(Figure contents as structured data)

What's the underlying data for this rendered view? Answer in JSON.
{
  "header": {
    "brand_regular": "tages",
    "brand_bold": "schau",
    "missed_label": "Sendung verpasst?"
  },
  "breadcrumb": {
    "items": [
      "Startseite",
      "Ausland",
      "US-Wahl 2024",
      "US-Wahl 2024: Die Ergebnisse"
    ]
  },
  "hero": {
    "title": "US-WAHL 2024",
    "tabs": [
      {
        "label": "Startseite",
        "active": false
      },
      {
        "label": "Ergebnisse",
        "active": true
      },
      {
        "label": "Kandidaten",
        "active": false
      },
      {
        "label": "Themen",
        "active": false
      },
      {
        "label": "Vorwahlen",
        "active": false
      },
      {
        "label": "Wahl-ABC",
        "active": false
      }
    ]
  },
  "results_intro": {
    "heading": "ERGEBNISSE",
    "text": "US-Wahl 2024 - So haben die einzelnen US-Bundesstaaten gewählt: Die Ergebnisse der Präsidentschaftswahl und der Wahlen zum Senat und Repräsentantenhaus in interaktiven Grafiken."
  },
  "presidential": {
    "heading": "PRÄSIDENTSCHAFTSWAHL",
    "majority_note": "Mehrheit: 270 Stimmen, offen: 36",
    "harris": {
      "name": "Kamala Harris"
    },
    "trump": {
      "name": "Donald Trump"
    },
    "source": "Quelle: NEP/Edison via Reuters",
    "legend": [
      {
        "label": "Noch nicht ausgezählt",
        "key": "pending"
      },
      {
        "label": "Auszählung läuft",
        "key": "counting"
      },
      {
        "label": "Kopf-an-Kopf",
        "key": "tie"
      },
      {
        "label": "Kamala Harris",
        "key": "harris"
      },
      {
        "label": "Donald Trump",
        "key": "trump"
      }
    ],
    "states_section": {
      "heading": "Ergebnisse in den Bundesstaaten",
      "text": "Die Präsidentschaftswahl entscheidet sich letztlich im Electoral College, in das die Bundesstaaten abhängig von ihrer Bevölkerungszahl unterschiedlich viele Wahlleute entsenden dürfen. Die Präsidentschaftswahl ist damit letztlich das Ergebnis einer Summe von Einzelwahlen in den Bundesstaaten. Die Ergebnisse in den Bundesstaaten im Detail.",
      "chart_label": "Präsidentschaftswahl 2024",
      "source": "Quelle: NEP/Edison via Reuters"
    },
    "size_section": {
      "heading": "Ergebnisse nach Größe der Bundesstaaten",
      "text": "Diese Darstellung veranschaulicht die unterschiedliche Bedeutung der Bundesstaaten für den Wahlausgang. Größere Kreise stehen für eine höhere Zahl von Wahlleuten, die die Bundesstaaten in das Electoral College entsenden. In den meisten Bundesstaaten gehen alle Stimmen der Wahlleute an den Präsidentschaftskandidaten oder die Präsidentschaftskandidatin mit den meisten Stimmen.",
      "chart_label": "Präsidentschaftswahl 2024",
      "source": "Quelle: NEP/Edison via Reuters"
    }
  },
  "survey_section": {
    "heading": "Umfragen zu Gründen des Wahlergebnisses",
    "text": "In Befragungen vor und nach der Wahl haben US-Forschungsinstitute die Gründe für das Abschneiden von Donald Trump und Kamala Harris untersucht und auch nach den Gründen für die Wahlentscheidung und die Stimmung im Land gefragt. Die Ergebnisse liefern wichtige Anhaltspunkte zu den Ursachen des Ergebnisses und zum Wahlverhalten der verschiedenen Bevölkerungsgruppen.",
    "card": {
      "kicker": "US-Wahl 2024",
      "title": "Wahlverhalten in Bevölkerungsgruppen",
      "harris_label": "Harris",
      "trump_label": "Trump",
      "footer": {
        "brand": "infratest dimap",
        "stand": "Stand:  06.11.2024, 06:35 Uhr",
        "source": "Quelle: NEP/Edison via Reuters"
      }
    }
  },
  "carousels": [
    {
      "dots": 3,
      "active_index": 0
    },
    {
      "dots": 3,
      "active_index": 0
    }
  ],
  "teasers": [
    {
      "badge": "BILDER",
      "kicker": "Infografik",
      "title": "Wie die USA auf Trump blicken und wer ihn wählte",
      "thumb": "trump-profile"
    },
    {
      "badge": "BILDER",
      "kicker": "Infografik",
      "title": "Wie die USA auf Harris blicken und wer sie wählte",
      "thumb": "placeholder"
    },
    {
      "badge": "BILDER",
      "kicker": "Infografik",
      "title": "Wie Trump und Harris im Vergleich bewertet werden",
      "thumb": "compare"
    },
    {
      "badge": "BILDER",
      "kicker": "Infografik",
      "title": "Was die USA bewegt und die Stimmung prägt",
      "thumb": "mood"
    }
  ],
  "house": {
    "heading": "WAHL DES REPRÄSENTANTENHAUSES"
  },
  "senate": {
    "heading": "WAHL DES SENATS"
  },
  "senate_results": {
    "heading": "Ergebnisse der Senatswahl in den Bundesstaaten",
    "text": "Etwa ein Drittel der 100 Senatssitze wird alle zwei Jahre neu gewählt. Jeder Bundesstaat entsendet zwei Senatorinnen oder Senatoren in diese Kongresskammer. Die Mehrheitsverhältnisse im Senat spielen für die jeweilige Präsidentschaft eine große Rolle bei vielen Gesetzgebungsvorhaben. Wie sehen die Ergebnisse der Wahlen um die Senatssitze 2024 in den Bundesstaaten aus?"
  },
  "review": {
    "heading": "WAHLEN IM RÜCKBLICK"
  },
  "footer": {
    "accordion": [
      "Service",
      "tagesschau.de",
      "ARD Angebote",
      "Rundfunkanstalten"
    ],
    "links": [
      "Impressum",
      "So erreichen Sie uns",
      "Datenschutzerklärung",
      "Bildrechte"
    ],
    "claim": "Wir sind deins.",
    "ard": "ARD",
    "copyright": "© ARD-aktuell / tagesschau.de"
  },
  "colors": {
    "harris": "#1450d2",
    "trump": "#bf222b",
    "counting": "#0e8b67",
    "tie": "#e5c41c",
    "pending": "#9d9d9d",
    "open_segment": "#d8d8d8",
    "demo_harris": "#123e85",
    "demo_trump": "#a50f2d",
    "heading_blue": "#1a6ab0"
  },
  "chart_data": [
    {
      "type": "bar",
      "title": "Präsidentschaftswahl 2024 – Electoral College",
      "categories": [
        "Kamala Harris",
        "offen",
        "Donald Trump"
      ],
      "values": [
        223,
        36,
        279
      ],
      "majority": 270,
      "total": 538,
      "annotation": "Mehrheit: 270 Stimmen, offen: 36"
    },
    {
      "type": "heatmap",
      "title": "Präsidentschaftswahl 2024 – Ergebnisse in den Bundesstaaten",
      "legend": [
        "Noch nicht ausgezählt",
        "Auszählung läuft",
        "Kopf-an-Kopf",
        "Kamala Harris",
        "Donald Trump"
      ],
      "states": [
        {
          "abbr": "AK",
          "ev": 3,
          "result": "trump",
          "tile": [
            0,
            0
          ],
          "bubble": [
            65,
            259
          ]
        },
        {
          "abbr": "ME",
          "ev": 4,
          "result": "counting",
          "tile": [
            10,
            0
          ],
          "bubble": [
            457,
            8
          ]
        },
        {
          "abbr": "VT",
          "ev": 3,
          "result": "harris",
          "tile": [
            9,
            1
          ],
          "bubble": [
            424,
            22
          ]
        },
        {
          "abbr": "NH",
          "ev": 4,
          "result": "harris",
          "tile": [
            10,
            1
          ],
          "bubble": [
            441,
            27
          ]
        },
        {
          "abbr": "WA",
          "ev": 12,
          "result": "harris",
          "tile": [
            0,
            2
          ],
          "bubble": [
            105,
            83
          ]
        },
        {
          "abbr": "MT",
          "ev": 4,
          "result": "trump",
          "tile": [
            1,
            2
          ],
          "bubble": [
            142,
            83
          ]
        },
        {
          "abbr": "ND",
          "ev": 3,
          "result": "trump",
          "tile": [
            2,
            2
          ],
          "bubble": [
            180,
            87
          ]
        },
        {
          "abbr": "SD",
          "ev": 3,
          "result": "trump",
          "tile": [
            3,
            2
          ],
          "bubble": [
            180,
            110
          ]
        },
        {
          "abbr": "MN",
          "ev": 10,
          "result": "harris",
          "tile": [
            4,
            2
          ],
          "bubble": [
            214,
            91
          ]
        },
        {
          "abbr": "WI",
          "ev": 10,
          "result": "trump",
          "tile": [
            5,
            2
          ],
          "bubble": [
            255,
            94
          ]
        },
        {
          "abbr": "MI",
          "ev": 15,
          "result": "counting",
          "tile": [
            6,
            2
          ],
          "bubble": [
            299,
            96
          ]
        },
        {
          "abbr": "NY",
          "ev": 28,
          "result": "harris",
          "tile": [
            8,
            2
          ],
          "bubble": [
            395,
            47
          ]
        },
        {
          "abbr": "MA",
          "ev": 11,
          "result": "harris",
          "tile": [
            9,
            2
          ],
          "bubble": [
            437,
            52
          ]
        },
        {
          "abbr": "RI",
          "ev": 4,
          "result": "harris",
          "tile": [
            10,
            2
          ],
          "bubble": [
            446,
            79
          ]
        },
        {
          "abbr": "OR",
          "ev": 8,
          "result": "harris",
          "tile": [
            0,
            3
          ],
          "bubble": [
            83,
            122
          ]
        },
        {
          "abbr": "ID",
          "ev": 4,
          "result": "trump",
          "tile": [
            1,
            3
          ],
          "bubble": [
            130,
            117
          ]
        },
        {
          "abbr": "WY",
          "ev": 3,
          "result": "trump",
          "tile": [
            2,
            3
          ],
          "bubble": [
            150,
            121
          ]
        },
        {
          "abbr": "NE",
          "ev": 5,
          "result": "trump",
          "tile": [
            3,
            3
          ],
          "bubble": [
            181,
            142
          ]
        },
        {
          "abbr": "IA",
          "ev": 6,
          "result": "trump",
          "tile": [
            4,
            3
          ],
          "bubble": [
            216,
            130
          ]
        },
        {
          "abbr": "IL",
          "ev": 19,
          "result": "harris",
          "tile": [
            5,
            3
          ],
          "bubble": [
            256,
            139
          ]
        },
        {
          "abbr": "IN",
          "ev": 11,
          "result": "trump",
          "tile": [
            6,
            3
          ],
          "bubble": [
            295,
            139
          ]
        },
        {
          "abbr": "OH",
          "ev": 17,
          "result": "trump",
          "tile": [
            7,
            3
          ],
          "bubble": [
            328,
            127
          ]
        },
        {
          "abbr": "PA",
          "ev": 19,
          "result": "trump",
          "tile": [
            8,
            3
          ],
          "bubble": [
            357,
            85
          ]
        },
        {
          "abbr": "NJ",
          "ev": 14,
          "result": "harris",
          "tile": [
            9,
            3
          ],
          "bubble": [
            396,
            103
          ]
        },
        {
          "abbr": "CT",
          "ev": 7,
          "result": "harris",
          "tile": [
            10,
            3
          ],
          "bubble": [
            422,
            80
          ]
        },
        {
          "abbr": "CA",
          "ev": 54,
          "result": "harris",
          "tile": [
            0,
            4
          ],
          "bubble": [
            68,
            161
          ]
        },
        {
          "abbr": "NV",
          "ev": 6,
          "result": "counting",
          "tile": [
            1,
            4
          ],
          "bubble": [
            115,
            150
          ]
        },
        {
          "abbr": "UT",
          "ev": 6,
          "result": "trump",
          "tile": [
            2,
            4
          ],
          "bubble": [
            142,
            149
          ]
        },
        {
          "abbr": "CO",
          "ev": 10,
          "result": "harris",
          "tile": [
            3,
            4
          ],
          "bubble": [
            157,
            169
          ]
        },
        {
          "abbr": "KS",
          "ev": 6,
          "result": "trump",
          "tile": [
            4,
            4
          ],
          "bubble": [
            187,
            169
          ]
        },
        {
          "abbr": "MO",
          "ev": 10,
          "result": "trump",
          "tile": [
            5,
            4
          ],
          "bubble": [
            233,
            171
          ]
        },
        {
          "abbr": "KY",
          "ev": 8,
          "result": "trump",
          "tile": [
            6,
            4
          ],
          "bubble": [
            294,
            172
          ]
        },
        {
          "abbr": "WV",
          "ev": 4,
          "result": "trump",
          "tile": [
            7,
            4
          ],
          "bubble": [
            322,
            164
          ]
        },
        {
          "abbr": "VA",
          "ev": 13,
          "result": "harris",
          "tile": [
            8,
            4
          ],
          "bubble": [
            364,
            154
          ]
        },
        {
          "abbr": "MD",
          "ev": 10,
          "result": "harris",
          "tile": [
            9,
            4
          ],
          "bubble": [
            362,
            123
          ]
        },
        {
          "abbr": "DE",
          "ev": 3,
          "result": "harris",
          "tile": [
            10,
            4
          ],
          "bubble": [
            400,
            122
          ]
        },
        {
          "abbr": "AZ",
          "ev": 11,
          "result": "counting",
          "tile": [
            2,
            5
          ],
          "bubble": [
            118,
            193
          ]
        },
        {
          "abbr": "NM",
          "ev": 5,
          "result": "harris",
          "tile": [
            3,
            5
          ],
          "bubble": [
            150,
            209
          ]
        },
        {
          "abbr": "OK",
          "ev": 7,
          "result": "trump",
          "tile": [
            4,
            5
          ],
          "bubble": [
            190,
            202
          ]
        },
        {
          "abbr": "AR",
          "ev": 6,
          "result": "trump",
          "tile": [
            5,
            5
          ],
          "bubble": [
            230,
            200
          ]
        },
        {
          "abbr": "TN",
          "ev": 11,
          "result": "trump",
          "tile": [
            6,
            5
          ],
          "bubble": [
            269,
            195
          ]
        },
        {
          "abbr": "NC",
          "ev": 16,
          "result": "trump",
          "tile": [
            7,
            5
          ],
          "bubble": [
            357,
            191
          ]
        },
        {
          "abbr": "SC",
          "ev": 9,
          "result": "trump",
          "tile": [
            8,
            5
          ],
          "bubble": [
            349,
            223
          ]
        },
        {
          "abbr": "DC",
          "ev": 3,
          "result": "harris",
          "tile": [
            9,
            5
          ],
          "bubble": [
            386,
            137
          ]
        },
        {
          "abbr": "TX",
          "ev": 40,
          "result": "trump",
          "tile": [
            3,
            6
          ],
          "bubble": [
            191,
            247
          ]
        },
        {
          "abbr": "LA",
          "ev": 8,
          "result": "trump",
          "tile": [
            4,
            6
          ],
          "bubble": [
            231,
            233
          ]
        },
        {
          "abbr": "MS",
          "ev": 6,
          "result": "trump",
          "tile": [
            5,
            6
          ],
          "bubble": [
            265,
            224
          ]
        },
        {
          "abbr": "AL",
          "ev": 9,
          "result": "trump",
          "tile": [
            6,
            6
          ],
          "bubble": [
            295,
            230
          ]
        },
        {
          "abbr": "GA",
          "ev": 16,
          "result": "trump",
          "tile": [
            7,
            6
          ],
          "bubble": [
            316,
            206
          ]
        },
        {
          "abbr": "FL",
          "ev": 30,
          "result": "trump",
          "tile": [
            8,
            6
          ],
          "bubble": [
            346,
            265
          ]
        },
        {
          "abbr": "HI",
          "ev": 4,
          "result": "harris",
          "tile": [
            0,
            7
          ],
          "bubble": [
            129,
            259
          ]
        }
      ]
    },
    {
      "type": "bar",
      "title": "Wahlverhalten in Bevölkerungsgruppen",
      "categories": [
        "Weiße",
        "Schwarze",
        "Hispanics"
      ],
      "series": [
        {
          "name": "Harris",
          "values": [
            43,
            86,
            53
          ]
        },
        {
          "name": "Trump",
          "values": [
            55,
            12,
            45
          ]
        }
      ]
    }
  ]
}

Task requirements.
Report how many lines in this data include the string "Auszählung", and nothing else.

Output of the task.
2